Exercise prompt -> Using the listing below, report all lines holding the word "document".

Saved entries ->
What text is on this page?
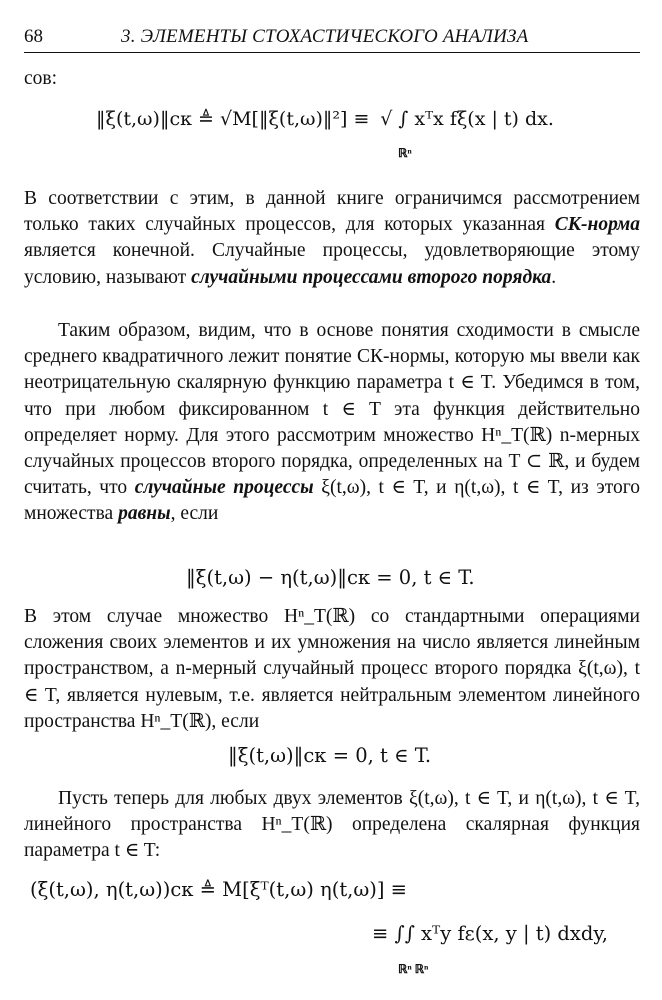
68	3. ЭЛЕМЕНТЫ СТОХАСТИЧЕСКОГО АНАЛИЗА
сов:
‖ξ(t,ω)‖ск ≜ √M[‖ξ(t,ω)‖²] ≡ √ ∫ xᵀx fξ(x | t) dx.
ℝⁿ
В соответствии с этим, в данной книге ограничимся рассмотрением только таких случайных процессов, для которых указанная СК-норма является конечной. Случайные процессы, удовлетворяющие этому условию, называют случайными процессами второго порядка.
Таким образом, видим, что в основе понятия сходимости в смысле среднего квадратичного лежит понятие СК-нормы, которую мы ввели как неотрицательную скалярную функцию параметра t ∈ T. Убедимся в том, что при любом фиксированном t ∈ T эта функция действительно определяет норму. Для этого рассмотрим множество Hⁿ_T(ℝ) n-мерных случайных процессов второго порядка, определенных на T ⊂ ℝ, и будем считать, что случайные процессы ξ(t,ω), t ∈ T, и η(t,ω), t ∈ T, из этого множества равны, если
‖ξ(t,ω) − η(t,ω)‖ск = 0, t ∈ T.
В этом случае множество Hⁿ_T(ℝ) со стандартными операциями сложения своих элементов и их умножения на число является линейным пространством, а n-мерный случайный процесс второго порядка ξ(t,ω), t ∈ T, является нулевым, т.е. является нейтральным элементом линейного пространства Hⁿ_T(ℝ), если
‖ξ(t,ω)‖ск = 0, t ∈ T.
Пусть теперь для любых двух элементов ξ(t,ω), t ∈ T, и η(t,ω), t ∈ T, линейного пространства Hⁿ_T(ℝ) определена скалярная функция параметра t ∈ T:
(ξ(t,ω), η(t,ω))ск ≜ M[ξᵀ(t,ω) η(t,ω)] ≡
≡ ∫∫ xᵀy fε(x, y | t) dxdy,
ℝⁿ ℝⁿ
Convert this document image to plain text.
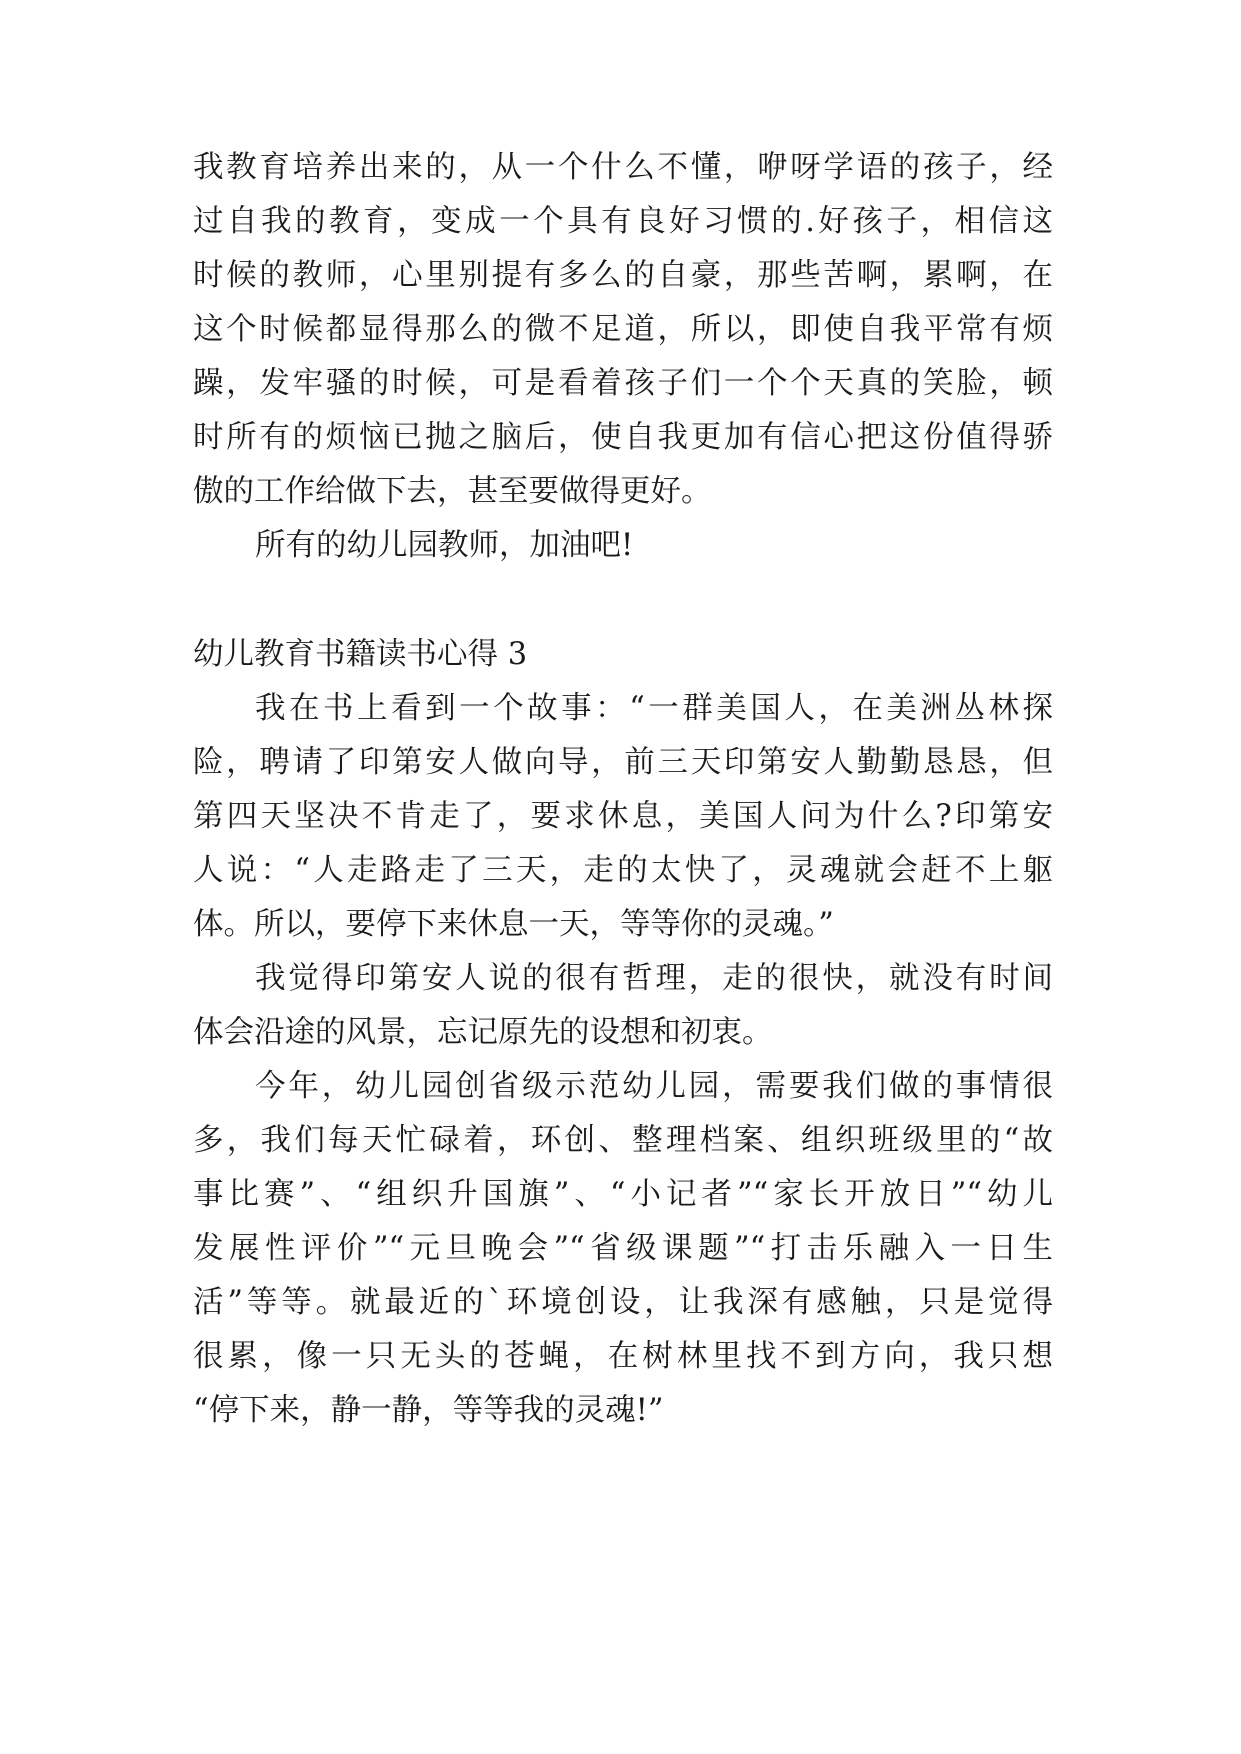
我教育培养出来的，从一个什么不懂，咿呀学语的孩子，经
过自我的教育，变成一个具有良好习惯的.好孩子，相信这
时候的教师，心里别提有多么的自豪，那些苦啊，累啊，在
这个时候都显得那么的微不足道，所以，即使自我平常有烦
躁，发牢骚的时候，可是看着孩子们一个个天真的笑脸，顿
时所有的烦恼已抛之脑后，使自我更加有信心把这份值得骄
傲的工作给做下去，甚至要做得更好。
所有的幼儿园教师，加油吧!
幼儿教育书籍读书心得 3
我在书上看到一个故事：“一群美国人，在美洲丛林探
险，聘请了印第安人做向导，前三天印第安人勤勤恳恳，但
第四天坚决不肯走了，要求休息，美国人问为什么?印第安
人说：“人走路走了三天，走的太快了，灵魂就会赶不上躯
体。所以，要停下来休息一天，等等你的灵魂。”
我觉得印第安人说的很有哲理，走的很快，就没有时间
体会沿途的风景，忘记原先的设想和初衷。
今年，幼儿园创省级示范幼儿园，需要我们做的事情很
多，我们每天忙碌着，环创、整理档案、组织班级里的“故
事比赛”、“组织升国旗”、“小记者”“家长开放日”“幼儿
发展性评价”“元旦晚会”“省级课题”“打击乐融入一日生
活”等等。就最近的`环境创设，让我深有感触，只是觉得
很累，像一只无头的苍蝇，在树林里找不到方向，我只想
“停下来，静一静，等等我的灵魂!”
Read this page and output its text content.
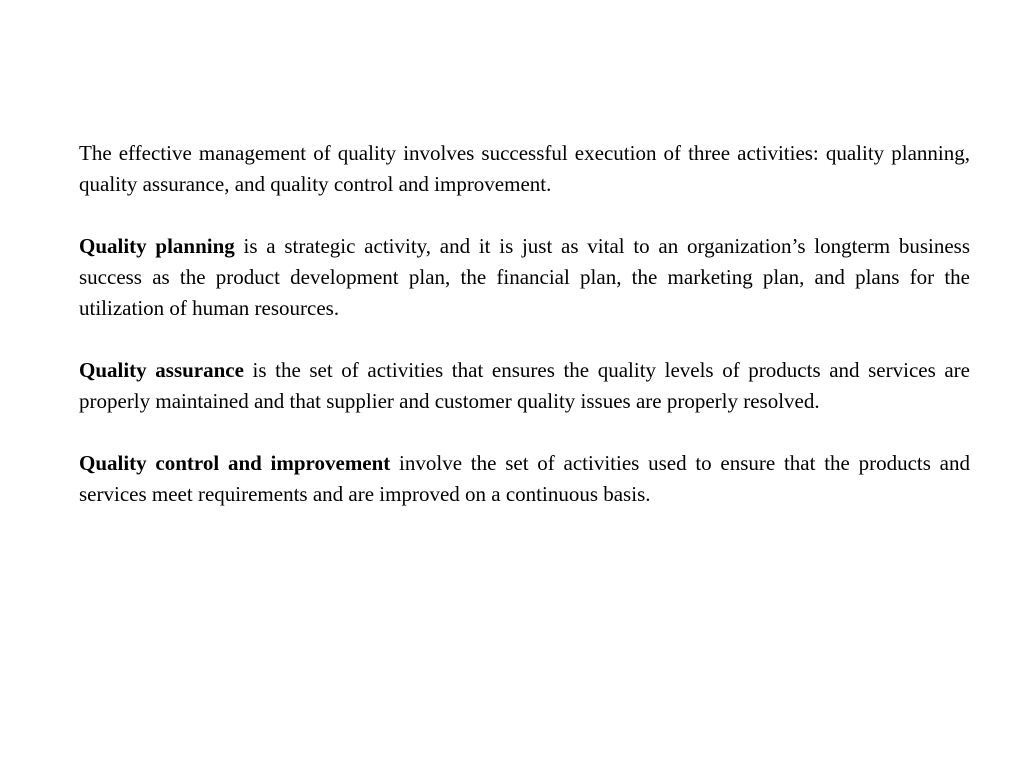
The effective management of quality involves successful execution of three activities: quality planning, quality assurance, and quality control and improvement.

Quality planning is a strategic activity, and it is just as vital to an organization’s longterm business success as the product development plan, the financial plan, the marketing plan, and plans for the utilization of human resources.

Quality assurance is the set of activities that ensures the quality levels of products and services are properly maintained and that supplier and customer quality issues are properly resolved.

Quality control and improvement involve the set of activities used to ensure that the products and services meet requirements and are improved on a continuous basis.
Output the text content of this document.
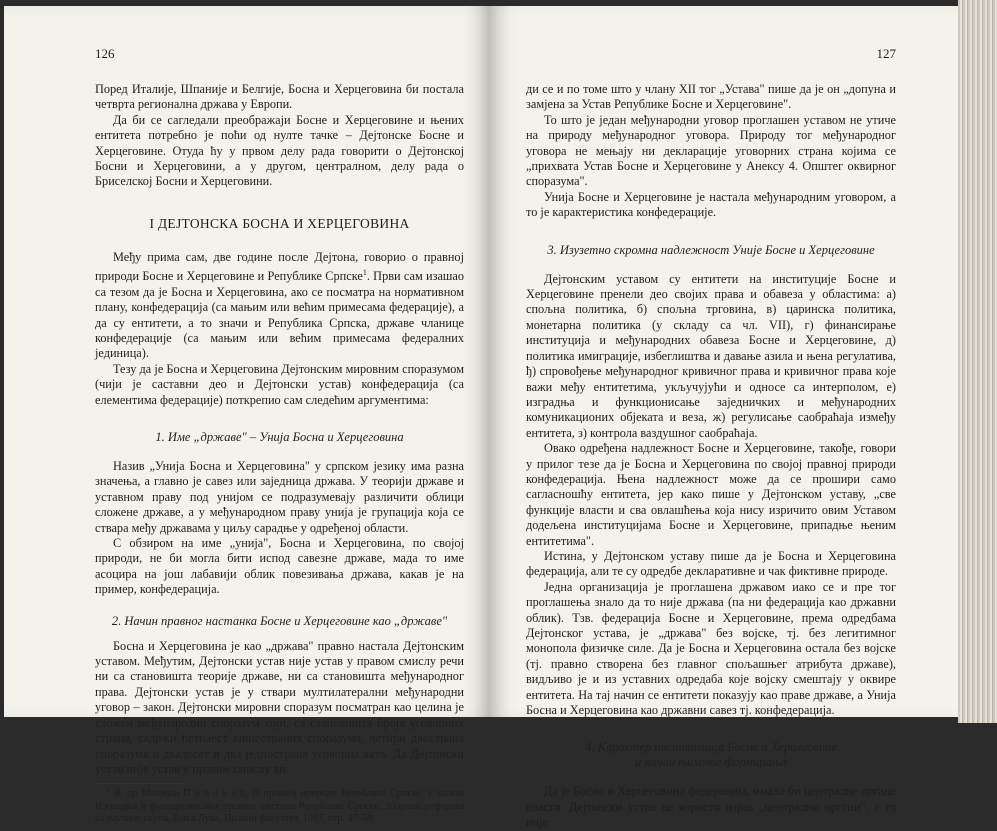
126

Поред Италије, Шпаније и Белгије, Босна и Херцеговина би постала четврта регионална држава у Европи.

Да би се сагледали преображаји Босне и Херцеговине и њених ентитета потребно је поћи од нулте тачке – Дејтонске Босне и Херцеговине. Отуда ћу у првом делу рада говорити о Дејтонској Босни и Херцеговини, а у другом, централном, делу рада о Бриселској Босни и Херцеговини.

I ДЕЈТОНСКА БОСНА И ХЕРЦЕГОВИНА

Међу прима сам, две године после Дејтона, говорио о правној природи Босне и Херцеговине и Републике Српске$^1$. Први сам изашао са тезом да је Босна и Херцеговина, ако се посматра на нормативном плану, конфедерација (са мањим или већим примесама федерације), а да су ентитети, а то значи и Република Српска, државе чланице конфедерације (са мањим или већим примесама федералних јединица).

Тезу да је Босна и Херцеговина Дејтонским мировним споразумом (чији је саставни део и Дејтонски устав) конфедерација (са елементима федерације) поткрепио сам следећим аргументима:

1. Име „државе" – Унија Босна и Херцеговина

Назив „Унија Босна и Херцеговина" у српском језику има разна значења, а главно је савез или заједница држава. У теорији државе и уставном праву под унијом се подразумевају различити облици сложене државе, а у међународном праву унија је групација која се ствара међу државама у циљу сарадње у одређеној области.

С обзиром на име „унија", Босна и Херцеговина, по својој природи, не би могла бити испод савезне државе, мада то име асоцира на још лабавији облик повезивања држава, какав је на пример, конфедерација.

2. Начин правног настанка Босне и Херцеговине као „државе"

Босна и Херцеговина је као „држава" правно настала Дејтонским уставом. Међутим, Дејтонски устав није устав у правом смислу речи ни са становишта теорије државе, ни са становишта међународног права. Дејтонски устав је у ствари мултилатерални међународни уговор – закон. Дејтонски мировни споразум посматран као целина је сложен међународни споразум који, са становишта броја уговорних страна, садржи петнаест вишестраних споразума, четири двострана споразума и двадесет и два једнострана уговорна акта. Да Дејтонски устав није устав у правом смислу ви-

¹ В. др Милијан П о п о в и ћ, О правној природи Републике Српске, у књизи Изградња и функционисање правног система Републике Српске, Зборник реферата са научног скупа, Бања Лука, Правни факултет, 1997, стр. 47–59.
127

ди се и по томе што у члану XII тог „Устава" пише да је он „допуна и замјена за Устав Републике Босне и Херцеговине".

То што је један међународни уговор проглашен уставом не утиче на природу међународног уговора. Природу тог међународног уговора не мењају ни декларације уговорних страна којима се „прихвата Устав Босне и Херцеговине у Анексу 4. Општег оквирног споразума".

Унија Босне и Херцеговине је настала међународним уговором, а то је карактеристика конфедерације.

3. Изузетно скромна надлежност Уније Босне и Херцеговине

Дејтонским уставом су ентитети на институције Босне и Херцеговине пренели део својих права и обавеза у областима: а) спољна политика, б) спољна трговина, в) царинска политика, монетарна политика (у складу са чл. VII), г) финансирање институција и међународних обавеза Босне и Херцеговине, д) политика имиграције, избеглиштва и давање азила и њена регулатива, ђ) спровођење међународног кривичног права и кривичног права које важи међу ентитетима, укључујући и односе са интерполом, е) изградња и функционисање заједничких и међународних комуникационих објеката и веза, ж) регулисање саобраћаја између ентитета, з) контрола ваздушног саобраћаја.

Овако одређена надлежност Босне и Херцеговине, такође, говори у прилог тезе да је Босна и Херцеговина по својој правној природи конфедерација. Њена надлежност може да се прошири само сагласношћу ентитета, јер како пише у Дејтонском уставу, „све функције власти и сва овлашћења која нису изричито овим Уставом додељена институцијама Босне и Херцеговине, припадње њеним ентитетима".

Истина, у Дејтонском уставу пише да је Босна и Херцеговина федерација, али те су одредбе декларативне и чак фиктивне природе.

Једна организација је проглашена државом иако се и пре тог проглашења знало да то није држава (па ни федерација као државни облик). Тзв. федерација Босне и Херцеговине, према одредбама Дејтонског устава, је „држава" без војске, тј. без легитимног монопола физичке силе. Да је Босна и Херцеговина остала без војске (тј. правно створена без главног спољашњег атрибута државе), видљиво је и из уставних одредаба које војску смештају у оквире ентитета. На тај начин се ентитети показују као праве државе, а Унија Босна и Херцеговина као државни савез тј. конфедерација.

4. Карактер институција Босне и Херцеговине
и начин њиховог формирања

Да је Босна и Херцеговина федерација, имала би централне органе власти. Дејтонски устав не користи израз „централни органи", а то није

Response ->
Convert this document image to plain text.
Output the text content of this document.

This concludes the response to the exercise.